• EXERCISE:
Please print all of the material below, word for word.
--- START ---
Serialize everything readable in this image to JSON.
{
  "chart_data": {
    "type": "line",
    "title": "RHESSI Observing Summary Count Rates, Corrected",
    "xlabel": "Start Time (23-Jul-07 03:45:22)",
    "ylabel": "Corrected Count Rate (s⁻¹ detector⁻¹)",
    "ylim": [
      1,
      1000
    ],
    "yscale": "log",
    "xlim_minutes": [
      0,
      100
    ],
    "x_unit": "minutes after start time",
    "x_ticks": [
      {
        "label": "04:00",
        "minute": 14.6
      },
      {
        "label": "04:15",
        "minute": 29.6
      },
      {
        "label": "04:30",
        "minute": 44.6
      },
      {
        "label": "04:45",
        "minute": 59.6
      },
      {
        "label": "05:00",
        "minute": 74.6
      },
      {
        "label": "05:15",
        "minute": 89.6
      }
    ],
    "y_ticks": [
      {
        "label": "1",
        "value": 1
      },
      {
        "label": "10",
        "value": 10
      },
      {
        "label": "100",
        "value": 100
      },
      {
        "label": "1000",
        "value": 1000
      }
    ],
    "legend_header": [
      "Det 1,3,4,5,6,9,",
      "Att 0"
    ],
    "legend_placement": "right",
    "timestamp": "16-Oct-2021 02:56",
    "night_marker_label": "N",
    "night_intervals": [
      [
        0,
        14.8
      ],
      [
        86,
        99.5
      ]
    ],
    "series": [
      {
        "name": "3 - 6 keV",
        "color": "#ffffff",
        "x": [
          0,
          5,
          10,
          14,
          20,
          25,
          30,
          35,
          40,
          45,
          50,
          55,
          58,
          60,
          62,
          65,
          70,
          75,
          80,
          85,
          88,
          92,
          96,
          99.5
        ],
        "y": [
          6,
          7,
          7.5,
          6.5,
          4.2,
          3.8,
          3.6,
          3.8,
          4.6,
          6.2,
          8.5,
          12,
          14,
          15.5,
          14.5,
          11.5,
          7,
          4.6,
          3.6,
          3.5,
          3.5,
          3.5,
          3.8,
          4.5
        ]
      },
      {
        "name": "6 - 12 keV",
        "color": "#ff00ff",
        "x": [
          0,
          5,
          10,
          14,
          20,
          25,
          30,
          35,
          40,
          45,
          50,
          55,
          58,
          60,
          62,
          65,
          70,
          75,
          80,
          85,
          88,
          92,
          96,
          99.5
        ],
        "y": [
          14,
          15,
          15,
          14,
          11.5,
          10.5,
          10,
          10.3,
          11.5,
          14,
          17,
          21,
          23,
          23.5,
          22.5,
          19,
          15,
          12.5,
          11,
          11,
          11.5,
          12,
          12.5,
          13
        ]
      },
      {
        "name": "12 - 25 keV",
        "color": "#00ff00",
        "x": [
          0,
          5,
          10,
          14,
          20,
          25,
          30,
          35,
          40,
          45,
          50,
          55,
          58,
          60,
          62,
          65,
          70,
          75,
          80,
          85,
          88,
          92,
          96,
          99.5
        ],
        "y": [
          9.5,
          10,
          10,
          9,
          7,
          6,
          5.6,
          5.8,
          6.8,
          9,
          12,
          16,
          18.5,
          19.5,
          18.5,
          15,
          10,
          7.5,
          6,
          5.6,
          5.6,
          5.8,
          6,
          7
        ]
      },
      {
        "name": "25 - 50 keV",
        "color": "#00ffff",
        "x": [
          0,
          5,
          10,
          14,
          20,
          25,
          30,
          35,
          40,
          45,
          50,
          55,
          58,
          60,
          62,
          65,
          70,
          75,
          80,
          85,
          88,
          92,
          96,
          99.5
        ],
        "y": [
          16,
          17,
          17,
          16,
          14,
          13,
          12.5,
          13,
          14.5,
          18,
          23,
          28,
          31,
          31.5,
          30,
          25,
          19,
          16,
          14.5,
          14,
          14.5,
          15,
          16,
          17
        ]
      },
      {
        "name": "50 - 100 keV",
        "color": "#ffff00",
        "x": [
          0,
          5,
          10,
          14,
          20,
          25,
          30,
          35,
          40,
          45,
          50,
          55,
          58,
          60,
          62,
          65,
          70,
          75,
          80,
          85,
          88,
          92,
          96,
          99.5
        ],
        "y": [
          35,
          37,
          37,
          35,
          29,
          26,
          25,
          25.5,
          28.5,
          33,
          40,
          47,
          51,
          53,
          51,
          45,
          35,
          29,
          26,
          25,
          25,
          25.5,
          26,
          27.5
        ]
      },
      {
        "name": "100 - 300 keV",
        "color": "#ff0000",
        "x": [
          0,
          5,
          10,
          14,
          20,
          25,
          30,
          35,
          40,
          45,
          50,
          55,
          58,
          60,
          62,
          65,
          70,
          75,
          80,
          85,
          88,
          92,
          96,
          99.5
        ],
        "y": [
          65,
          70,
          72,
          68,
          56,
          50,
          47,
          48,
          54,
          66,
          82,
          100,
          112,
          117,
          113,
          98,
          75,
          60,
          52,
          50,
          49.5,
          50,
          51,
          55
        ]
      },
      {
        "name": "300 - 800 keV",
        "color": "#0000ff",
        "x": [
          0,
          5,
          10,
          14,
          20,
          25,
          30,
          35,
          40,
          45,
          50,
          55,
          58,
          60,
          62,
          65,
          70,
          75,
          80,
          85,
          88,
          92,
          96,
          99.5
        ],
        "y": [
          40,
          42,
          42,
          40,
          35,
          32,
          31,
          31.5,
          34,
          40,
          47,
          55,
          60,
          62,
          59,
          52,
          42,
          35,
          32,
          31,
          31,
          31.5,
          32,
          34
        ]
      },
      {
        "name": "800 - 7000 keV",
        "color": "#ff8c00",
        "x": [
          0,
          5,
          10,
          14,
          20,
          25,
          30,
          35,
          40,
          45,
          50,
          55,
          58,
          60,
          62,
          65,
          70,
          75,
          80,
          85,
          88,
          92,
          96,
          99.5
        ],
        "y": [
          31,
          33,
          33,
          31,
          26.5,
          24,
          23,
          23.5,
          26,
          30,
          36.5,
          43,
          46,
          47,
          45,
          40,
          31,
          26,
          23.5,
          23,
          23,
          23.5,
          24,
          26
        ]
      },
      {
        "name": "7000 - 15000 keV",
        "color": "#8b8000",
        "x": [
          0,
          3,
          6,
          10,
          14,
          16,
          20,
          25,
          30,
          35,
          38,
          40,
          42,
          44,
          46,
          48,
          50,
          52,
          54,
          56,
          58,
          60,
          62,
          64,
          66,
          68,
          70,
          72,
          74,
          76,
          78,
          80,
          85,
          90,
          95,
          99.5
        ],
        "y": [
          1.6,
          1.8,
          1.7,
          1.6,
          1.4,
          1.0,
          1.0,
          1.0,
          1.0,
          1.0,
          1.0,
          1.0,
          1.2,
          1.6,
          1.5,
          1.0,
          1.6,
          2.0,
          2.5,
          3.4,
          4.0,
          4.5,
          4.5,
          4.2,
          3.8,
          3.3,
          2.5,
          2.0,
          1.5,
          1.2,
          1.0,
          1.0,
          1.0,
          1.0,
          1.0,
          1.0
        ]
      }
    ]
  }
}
--- END ---
• CORRECT RESPONSE:
Serialize everything readable in this image to JSON.
{
  "chart_data": {
    "type": "line",
    "title": "RHESSI Observing Summary Count Rates, Corrected",
    "xlabel": "Start Time (23-Jul-07 03:45:22)",
    "ylabel": "Corrected Count Rate (s⁻¹ detector⁻¹)",
    "ylim": [
      1,
      1000
    ],
    "yscale": "log",
    "xlim_minutes": [
      0,
      100
    ],
    "x_unit": "minutes after start time",
    "x_ticks": [
      {
        "label": "04:00",
        "minute": 14.6
      },
      {
        "label": "04:15",
        "minute": 29.6
      },
      {
        "label": "04:30",
        "minute": 44.6
      },
      {
        "label": "04:45",
        "minute": 59.6
      },
      {
        "label": "05:00",
        "minute": 74.6
      },
      {
        "label": "05:15",
        "minute": 89.6
      }
    ],
    "y_ticks": [
      {
        "label": "1",
        "value": 1
      },
      {
        "label": "10",
        "value": 10
      },
      {
        "label": "100",
        "value": 100
      },
      {
        "label": "1000",
        "value": 1000
      }
    ],
    "legend_header": [
      "Det 1,3,4,5,6,9,",
      "Att 0"
    ],
    "legend_placement": "right",
    "timestamp": "16-Oct-2021 02:56",
    "night_marker_label": "N",
    "night_intervals": [
      [
        0,
        14.8
      ],
      [
        86,
        99.5
      ]
    ],
    "series": [
      {
        "name": "3 - 6 keV",
        "color": "#ffffff",
        "x": [
          0,
          5,
          10,
          14,
          20,
          25,
          30,
          35,
          40,
          45,
          50,
          55,
          58,
          60,
          62,
          65,
          70,
          75,
          80,
          85,
          88,
          92,
          96,
          99.5
        ],
        "y": [
          6,
          7,
          7.5,
          6.5,
          4.2,
          3.8,
          3.6,
          3.8,
          4.6,
          6.2,
          8.5,
          12,
          14,
          15.5,
          14.5,
          11.5,
          7,
          4.6,
          3.6,
          3.5,
          3.5,
          3.5,
          3.8,
          4.5
        ]
      },
      {
        "name": "6 - 12 keV",
        "color": "#ff00ff",
        "x": [
          0,
          5,
          10,
          14,
          20,
          25,
          30,
          35,
          40,
          45,
          50,
          55,
          58,
          60,
          62,
          65,
          70,
          75,
          80,
          85,
          88,
          92,
          96,
          99.5
        ],
        "y": [
          14,
          15,
          15,
          14,
          11.5,
          10.5,
          10,
          10.3,
          11.5,
          14,
          17,
          21,
          23,
          23.5,
          22.5,
          19,
          15,
          12.5,
          11,
          11,
          11.5,
          12,
          12.5,
          13
        ]
      },
      {
        "name": "12 - 25 keV",
        "color": "#00ff00",
        "x": [
          0,
          5,
          10,
          14,
          20,
          25,
          30,
          35,
          40,
          45,
          50,
          55,
          58,
          60,
          62,
          65,
          70,
          75,
          80,
          85,
          88,
          92,
          96,
          99.5
        ],
        "y": [
          9.5,
          10,
          10,
          9,
          7,
          6,
          5.6,
          5.8,
          6.8,
          9,
          12,
          16,
          18.5,
          19.5,
          18.5,
          15,
          10,
          7.5,
          6,
          5.6,
          5.6,
          5.8,
          6,
          7
        ]
      },
      {
        "name": "25 - 50 keV",
        "color": "#00ffff",
        "x": [
          0,
          5,
          10,
          14,
          20,
          25,
          30,
          35,
          40,
          45,
          50,
          55,
          58,
          60,
          62,
          65,
          70,
          75,
          80,
          85,
          88,
          92,
          96,
          99.5
        ],
        "y": [
          16,
          17,
          17,
          16,
          14,
          13,
          12.5,
          13,
          14.5,
          18,
          23,
          28,
          31,
          31.5,
          30,
          25,
          19,
          16,
          14.5,
          14,
          14.5,
          15,
          16,
          17
        ]
      },
      {
        "name": "50 - 100 keV",
        "color": "#ffff00",
        "x": [
          0,
          5,
          10,
          14,
          20,
          25,
          30,
          35,
          40,
          45,
          50,
          55,
          58,
          60,
          62,
          65,
          70,
          75,
          80,
          85,
          88,
          92,
          96,
          99.5
        ],
        "y": [
          35,
          37,
          37,
          35,
          29,
          26,
          25,
          25.5,
          28.5,
          33,
          40,
          47,
          51,
          53,
          51,
          45,
          35,
          29,
          26,
          25,
          25,
          25.5,
          26,
          27.5
        ]
      },
      {
        "name": "100 - 300 keV",
        "color": "#ff0000",
        "x": [
          0,
          5,
          10,
          14,
          20,
          25,
          30,
          35,
          40,
          45,
          50,
          55,
          58,
          60,
          62,
          65,
          70,
          75,
          80,
          85,
          88,
          92,
          96,
          99.5
        ],
        "y": [
          65,
          70,
          72,
          68,
          56,
          50,
          47,
          48,
          54,
          66,
          82,
          100,
          112,
          117,
          113,
          98,
          75,
          60,
          52,
          50,
          49.5,
          50,
          51,
          55
        ]
      },
      {
        "name": "300 - 800 keV",
        "color": "#0000ff",
        "x": [
          0,
          5,
          10,
          14,
          20,
          25,
          30,
          35,
          40,
          45,
          50,
          55,
          58,
          60,
          62,
          65,
          70,
          75,
          80,
          85,
          88,
          92,
          96,
          99.5
        ],
        "y": [
          40,
          42,
          42,
          40,
          35,
          32,
          31,
          31.5,
          34,
          40,
          47,
          55,
          60,
          62,
          59,
          52,
          42,
          35,
          32,
          31,
          31,
          31.5,
          32,
          34
        ]
      },
      {
        "name": "800 - 7000 keV",
        "color": "#ff8c00",
        "x": [
          0,
          5,
          10,
          14,
          20,
          25,
          30,
          35,
          40,
          45,
          50,
          55,
          58,
          60,
          62,
          65,
          70,
          75,
          80,
          85,
          88,
          92,
          96,
          99.5
        ],
        "y": [
          31,
          33,
          33,
          31,
          26.5,
          24,
          23,
          23.5,
          26,
          30,
          36.5,
          43,
          46,
          47,
          45,
          40,
          31,
          26,
          23.5,
          23,
          23,
          23.5,
          24,
          26
        ]
      },
      {
        "name": "7000 - 15000 keV",
        "color": "#8b8000",
        "x": [
          0,
          3,
          6,
          10,
          14,
          16,
          20,
          25,
          30,
          35,
          38,
          40,
          42,
          44,
          46,
          48,
          50,
          52,
          54,
          56,
          58,
          60,
          62,
          64,
          66,
          68,
          70,
          72,
          74,
          76,
          78,
          80,
          85,
          90,
          95,
          99.5
        ],
        "y": [
          1.6,
          1.8,
          1.7,
          1.6,
          1.4,
          1.0,
          1.0,
          1.0,
          1.0,
          1.0,
          1.0,
          1.0,
          1.2,
          1.6,
          1.5,
          1.0,
          1.6,
          2.0,
          2.5,
          3.4,
          4.0,
          4.5,
          4.5,
          4.2,
          3.8,
          3.3,
          2.5,
          2.0,
          1.5,
          1.2,
          1.0,
          1.0,
          1.0,
          1.0,
          1.0,
          1.0
        ]
      }
    ]
  }
}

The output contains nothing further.